Set task =>
List each line of the data that holds the string "name".

Figure collection entries
————

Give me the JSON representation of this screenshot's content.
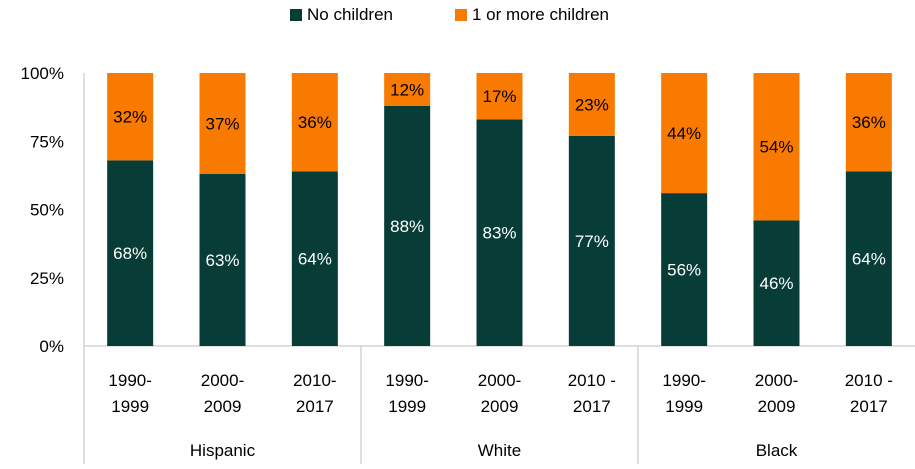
{
  "chart_data": {
    "type": "bar",
    "stacked": true,
    "percent_stacked": true,
    "legend_position": "top",
    "y_ticks": [
      "0%",
      "25%",
      "50%",
      "75%",
      "100%"
    ],
    "ylim": [
      0,
      100
    ],
    "groups": [
      {
        "label": "Hispanic",
        "categories": [
          "1990-\n1999",
          "2000-\n2009",
          "2010-\n2017"
        ]
      },
      {
        "label": "White",
        "categories": [
          "1990-\n1999",
          "2000-\n2009",
          "2010 -\n2017"
        ]
      },
      {
        "label": "Black",
        "categories": [
          "1990-\n1999",
          "2000-\n2009",
          "2010 -\n2017"
        ]
      }
    ],
    "series": [
      {
        "name": "No children",
        "color": "#073c37",
        "values": [
          68,
          63,
          64,
          88,
          83,
          77,
          56,
          46,
          64
        ],
        "labels": [
          "68%",
          "63%",
          "64%",
          "88%",
          "83%",
          "77%",
          "56%",
          "46%",
          "64%"
        ]
      },
      {
        "name": "1 or more children",
        "color": "#f97a00",
        "values": [
          32,
          37,
          36,
          12,
          17,
          23,
          44,
          54,
          36
        ],
        "labels": [
          "32%",
          "37%",
          "36%",
          "12%",
          "17%",
          "23%",
          "44%",
          "54%",
          "36%"
        ]
      }
    ]
  }
}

————

Complete output =>
        "name": "No children",
        "name": "1 or more children",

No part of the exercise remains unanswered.